### [TEXT BLOCK]
---

Yvette Rugel (1890s – September 20, 1975) was an American singer and vaudeville performer, sometimes billed as the "Miniature Prima Donna".

== Early life ==
Yvette Rugel was born in New Brunswick, New Jersey, and raised in Philadelphia, the daughter of Max Rugel and Fannie Nevyaski. Her parents were Russian Jewish immigrants; her father was a cigar maker. She was under five feet tall as an adult.

== Career ==
Rugel appeared in three Broadway productions: The Passing Show of 1917, George White's Scandals (1919), and Earl Carroll's Vanities (1926–1927). She was billed as an "opera star" or "The Miniature Prima Donna" on vaudeville bills in the 1920s, and performed music with her husband in some programs. She recorded five songs for Victor in 1921. and made several "sound shorts", a silent movie with a matching vinyl sound recording. She greeted the advent of talking pictures with optimism for opera's future: "The talkies are attracting all the great singers and great song and musical effects are being produced to the great education and pleasure of a great mass of people," she observed in 1930.

---

### [EXERCISE INSTRUCTIONS]
A. Please answer these about the Yvette Rugel passage, one per line:
(i) In what city and state was she born?
(ii) What was her father's trade?
(iii) How many songs did she record for Victor in 1921?
B. Edit the Yvette Rugel passage from the words "Yvette Rugel (1890s" through "as an adult.", giving that stretch again with "tailor" put in place of "cigar maker".
C. Carry on the Yvette Rugel passage, writing what would come after its last sentence.

---

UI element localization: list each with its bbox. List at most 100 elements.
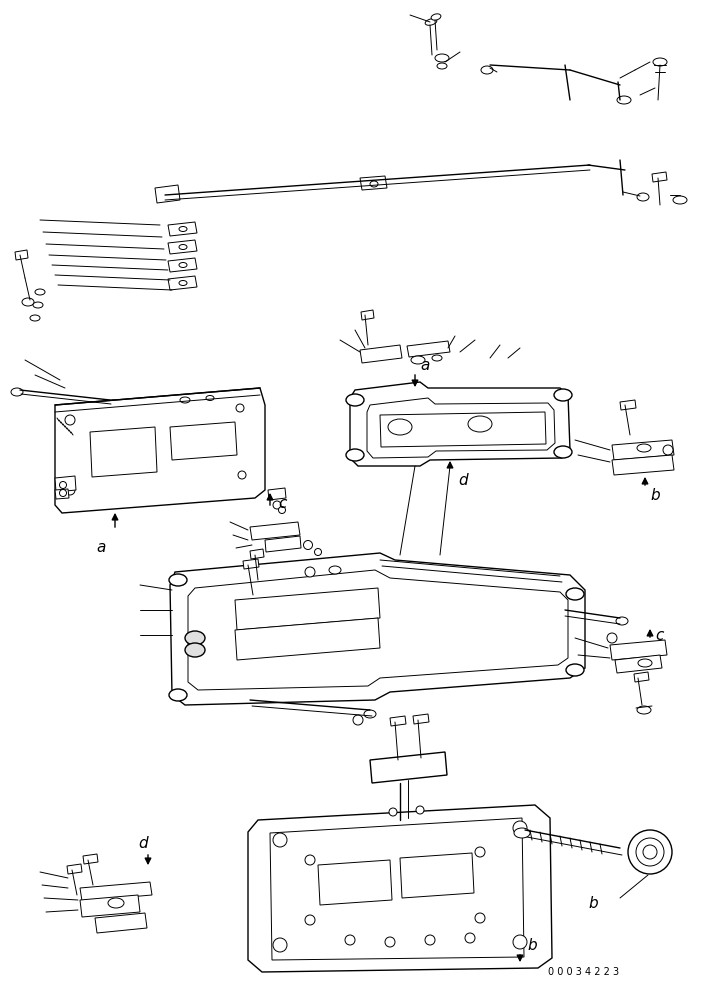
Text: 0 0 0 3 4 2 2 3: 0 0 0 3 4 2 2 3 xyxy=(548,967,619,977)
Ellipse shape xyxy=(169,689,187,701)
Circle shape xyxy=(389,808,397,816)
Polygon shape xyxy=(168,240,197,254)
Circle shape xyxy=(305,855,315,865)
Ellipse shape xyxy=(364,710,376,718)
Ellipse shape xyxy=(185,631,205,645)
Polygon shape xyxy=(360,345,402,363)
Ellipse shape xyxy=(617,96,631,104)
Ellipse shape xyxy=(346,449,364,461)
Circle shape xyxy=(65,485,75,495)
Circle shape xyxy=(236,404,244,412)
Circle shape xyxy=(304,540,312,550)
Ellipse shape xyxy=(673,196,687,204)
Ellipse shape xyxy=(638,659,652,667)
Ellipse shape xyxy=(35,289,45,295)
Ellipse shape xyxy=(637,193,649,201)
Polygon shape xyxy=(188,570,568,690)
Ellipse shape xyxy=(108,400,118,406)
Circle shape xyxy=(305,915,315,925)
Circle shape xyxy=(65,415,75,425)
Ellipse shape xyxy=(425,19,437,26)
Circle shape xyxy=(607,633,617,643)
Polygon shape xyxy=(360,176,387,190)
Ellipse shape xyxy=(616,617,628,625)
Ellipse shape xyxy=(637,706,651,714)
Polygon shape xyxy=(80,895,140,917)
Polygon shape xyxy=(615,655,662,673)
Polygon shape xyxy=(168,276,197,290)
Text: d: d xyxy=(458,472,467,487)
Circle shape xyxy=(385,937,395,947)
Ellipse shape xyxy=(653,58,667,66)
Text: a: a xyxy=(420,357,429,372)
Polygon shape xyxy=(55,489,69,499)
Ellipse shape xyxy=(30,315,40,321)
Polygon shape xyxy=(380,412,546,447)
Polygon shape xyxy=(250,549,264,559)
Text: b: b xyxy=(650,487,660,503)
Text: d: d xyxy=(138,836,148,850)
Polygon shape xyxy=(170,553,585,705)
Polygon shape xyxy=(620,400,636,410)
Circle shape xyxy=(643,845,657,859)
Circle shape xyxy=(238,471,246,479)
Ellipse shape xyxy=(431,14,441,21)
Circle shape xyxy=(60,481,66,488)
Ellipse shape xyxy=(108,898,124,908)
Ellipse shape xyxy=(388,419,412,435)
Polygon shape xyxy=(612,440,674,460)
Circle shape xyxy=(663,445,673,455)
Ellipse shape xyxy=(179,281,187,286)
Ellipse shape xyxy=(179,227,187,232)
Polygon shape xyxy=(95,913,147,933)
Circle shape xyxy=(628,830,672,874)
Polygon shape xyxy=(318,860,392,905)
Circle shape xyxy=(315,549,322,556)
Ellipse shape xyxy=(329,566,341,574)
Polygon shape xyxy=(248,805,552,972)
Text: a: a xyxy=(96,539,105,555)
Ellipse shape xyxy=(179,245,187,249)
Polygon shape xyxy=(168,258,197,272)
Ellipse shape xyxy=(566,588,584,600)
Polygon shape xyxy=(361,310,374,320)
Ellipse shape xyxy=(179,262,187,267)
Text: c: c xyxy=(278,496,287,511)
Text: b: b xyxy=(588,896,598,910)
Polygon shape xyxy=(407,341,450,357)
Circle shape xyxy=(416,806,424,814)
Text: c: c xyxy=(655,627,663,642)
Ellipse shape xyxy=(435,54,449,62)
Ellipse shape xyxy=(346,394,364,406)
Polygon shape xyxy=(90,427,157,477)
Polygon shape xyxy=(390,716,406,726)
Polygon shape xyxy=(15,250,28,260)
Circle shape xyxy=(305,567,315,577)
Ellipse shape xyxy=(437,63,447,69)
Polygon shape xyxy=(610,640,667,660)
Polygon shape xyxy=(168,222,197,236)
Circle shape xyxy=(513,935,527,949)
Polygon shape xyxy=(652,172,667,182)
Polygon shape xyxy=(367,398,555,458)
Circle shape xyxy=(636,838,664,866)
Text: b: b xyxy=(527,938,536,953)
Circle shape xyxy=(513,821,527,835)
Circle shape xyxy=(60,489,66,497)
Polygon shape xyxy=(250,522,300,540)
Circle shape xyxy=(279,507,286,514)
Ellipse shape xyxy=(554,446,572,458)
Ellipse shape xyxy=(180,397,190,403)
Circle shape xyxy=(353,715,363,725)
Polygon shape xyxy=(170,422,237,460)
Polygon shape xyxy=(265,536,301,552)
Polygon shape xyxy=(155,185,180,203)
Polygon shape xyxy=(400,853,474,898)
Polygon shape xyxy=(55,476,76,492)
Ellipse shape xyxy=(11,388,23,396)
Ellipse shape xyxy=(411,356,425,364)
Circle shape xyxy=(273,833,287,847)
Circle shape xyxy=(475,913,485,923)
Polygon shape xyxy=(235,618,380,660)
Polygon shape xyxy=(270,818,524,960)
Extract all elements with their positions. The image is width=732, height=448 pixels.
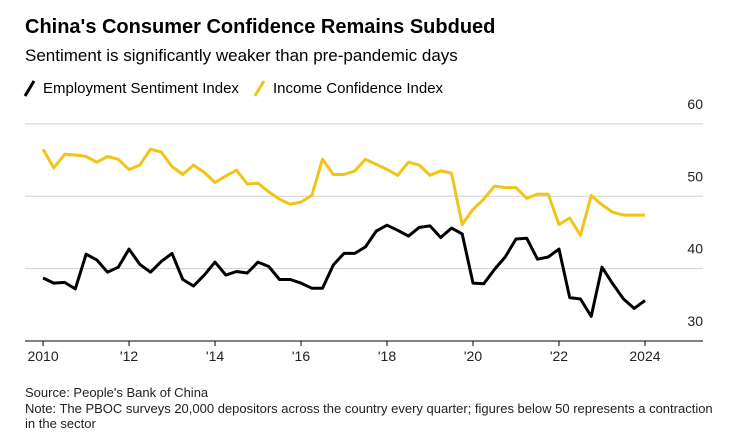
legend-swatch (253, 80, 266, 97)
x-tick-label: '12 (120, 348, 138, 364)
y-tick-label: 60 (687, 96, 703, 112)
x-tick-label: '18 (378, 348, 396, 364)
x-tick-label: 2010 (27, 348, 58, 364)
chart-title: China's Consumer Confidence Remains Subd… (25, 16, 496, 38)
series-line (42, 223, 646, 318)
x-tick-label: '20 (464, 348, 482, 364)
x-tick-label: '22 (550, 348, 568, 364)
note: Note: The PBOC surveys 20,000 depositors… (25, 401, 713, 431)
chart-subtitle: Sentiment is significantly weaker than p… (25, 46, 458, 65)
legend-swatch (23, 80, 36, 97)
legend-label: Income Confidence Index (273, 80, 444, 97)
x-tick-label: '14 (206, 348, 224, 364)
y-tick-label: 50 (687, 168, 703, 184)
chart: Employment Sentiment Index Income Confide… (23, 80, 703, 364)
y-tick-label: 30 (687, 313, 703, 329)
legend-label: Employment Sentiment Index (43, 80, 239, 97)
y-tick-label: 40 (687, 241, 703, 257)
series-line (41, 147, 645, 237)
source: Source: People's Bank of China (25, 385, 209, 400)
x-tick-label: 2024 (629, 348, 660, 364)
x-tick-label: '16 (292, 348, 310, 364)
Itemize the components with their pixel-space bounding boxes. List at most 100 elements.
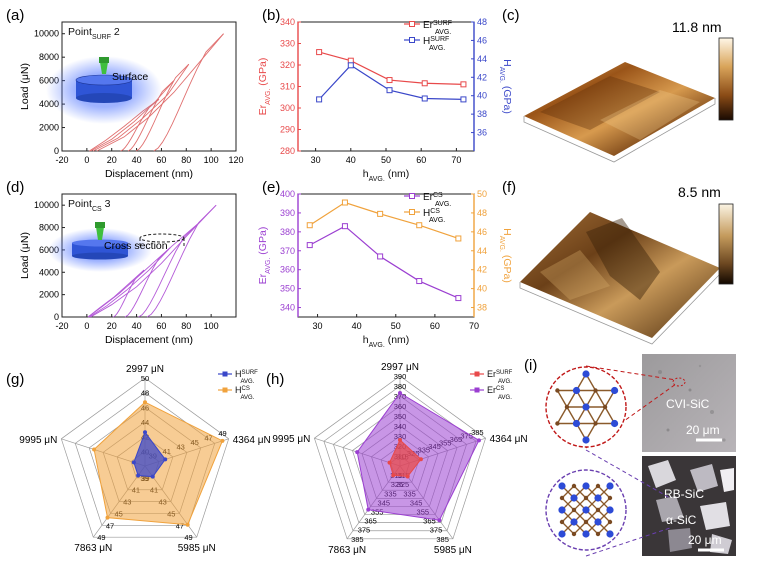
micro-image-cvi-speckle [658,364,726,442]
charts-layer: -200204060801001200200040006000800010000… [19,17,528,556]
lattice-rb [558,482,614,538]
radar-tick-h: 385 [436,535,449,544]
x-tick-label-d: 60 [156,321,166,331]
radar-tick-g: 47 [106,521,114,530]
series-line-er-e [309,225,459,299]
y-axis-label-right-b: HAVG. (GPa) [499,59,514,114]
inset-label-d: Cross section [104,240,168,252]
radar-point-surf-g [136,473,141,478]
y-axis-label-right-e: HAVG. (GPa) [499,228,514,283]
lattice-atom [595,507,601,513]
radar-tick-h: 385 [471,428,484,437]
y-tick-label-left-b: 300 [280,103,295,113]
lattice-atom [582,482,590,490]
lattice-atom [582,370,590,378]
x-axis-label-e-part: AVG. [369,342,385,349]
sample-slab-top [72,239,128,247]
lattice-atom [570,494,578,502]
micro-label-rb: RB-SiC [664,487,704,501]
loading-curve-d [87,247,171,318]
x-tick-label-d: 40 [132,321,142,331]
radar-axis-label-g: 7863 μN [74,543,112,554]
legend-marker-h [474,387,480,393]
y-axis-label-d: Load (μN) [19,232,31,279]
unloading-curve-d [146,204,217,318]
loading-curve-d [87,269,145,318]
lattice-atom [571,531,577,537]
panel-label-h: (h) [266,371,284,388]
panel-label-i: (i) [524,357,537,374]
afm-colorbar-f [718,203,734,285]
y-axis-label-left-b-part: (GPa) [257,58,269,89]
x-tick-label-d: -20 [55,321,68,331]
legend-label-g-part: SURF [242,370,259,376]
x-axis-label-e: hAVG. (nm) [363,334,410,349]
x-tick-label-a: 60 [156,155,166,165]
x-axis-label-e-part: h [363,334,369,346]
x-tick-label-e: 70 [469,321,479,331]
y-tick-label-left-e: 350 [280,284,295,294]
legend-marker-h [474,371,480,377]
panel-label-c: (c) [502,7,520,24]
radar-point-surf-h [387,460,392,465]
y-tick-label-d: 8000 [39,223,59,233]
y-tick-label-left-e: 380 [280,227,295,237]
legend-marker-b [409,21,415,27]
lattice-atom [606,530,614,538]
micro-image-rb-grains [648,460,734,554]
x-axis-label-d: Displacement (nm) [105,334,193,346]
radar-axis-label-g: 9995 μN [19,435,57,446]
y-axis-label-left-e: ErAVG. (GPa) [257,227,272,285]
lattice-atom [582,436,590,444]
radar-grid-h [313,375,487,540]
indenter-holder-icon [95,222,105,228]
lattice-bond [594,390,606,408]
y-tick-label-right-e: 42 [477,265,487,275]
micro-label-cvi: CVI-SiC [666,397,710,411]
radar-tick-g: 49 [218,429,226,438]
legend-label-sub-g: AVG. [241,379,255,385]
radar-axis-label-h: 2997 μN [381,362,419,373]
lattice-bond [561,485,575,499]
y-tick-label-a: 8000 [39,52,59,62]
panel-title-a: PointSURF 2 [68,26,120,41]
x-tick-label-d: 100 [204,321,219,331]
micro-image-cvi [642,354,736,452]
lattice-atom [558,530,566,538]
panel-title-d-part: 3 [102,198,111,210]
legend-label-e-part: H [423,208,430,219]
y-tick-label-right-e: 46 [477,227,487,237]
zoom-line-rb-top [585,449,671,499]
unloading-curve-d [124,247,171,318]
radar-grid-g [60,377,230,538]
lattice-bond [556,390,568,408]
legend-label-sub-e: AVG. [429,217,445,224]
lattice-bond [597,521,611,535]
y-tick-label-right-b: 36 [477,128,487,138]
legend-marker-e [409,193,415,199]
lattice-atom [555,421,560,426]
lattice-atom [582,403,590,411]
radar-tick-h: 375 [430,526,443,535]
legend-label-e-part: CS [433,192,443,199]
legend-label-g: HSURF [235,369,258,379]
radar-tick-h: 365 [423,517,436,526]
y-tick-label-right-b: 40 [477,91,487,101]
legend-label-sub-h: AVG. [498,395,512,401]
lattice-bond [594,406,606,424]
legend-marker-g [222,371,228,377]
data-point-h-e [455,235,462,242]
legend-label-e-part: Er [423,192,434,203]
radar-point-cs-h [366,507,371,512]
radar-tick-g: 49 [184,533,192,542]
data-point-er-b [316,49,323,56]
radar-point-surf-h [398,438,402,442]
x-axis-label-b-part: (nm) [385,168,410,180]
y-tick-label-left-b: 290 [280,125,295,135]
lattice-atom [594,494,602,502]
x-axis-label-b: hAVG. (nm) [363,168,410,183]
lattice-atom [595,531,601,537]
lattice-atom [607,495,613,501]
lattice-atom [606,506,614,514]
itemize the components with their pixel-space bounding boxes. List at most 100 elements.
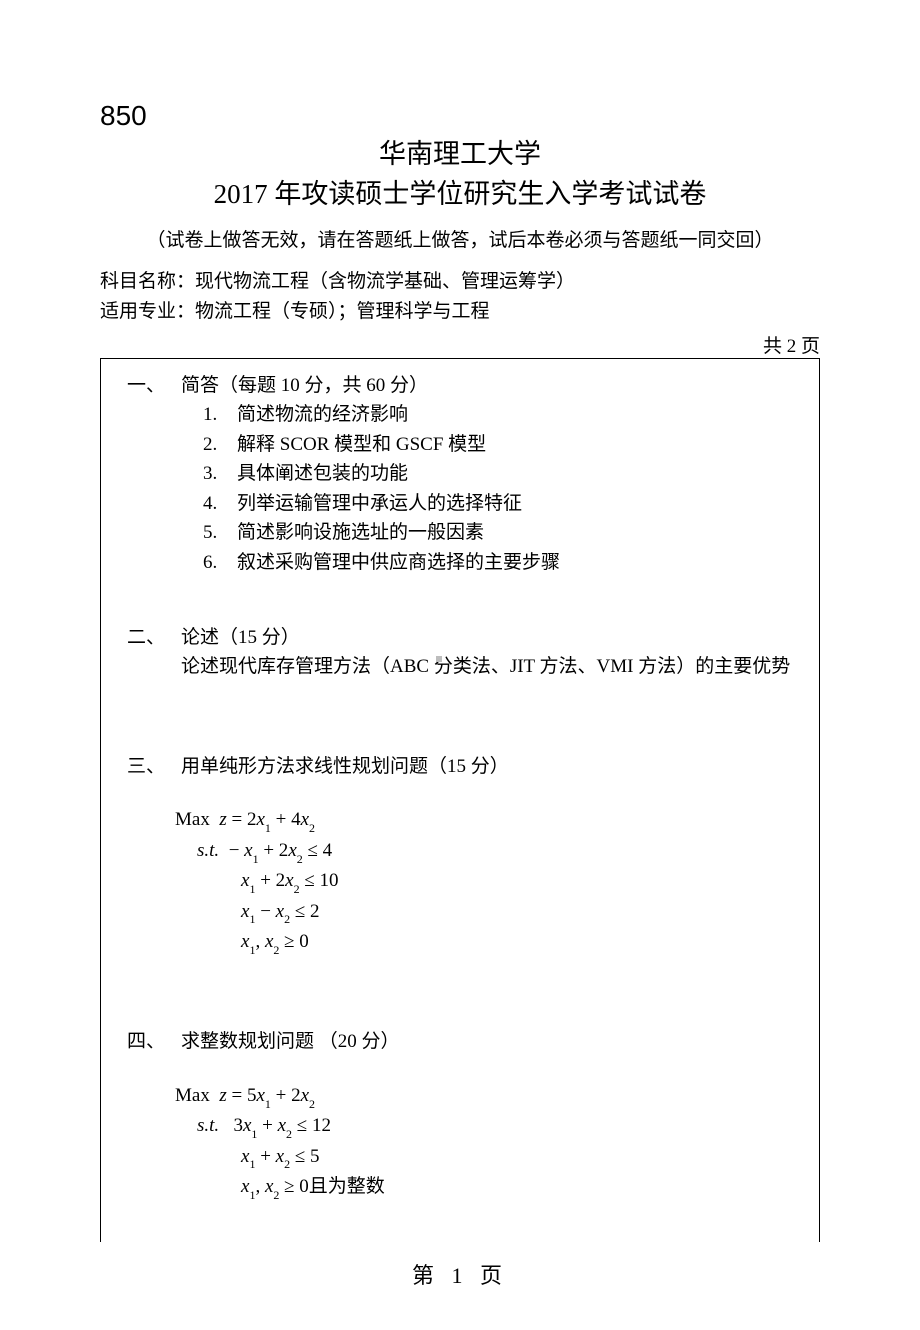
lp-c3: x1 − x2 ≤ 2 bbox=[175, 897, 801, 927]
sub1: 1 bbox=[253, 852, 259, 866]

---

### [ANSWERS TO THE EXERCISES]
A.
(i) New Brunswick, New Jersey
(ii) Cigar maker
(iii) Five

B.
Yvette Rugel (1890s – September 20, 1975) was an American singer and vaudeville performer, sometimes billed as the "Miniature Prima Donna".

== Early life ==
Yvette Rugel was born in New Brunswick, New Jersey, and raised in Philadelphia, the daughter of Max Rugel and Fannie Nevyaski. Her parents were Russian Jewish immigrants; her father was a tailor. She was under five feet tall as an adult.

C.
Reviews of her singing varied. "The quality of Yvette Rugel's singing is startling," noted critic Bland Johaneson in 1923, "she has chosen to continue singing the hackneyed vaudeville hits, but in a way which is different." A later critic, Burke Henry, described her voice as a "lyrical spinto", after her 1930 appearances in Rome, Paris, London, and Venice, where she sang arias for Mussolini. In 1938, New York columnist Dale Harrison called hers "one of the finest theatre voices in town." She was still performing twice-nightly shows in Philadelphia in 1943.

== Personal life ==
Yvette Rugel married a fellow vaudeville performer, Scottish-born comedian Johnny Dooley, in 1917; they had two children, John and Mary, before they divorced in 1922. She died in 1975, in her late seventies, in San Rafael, California.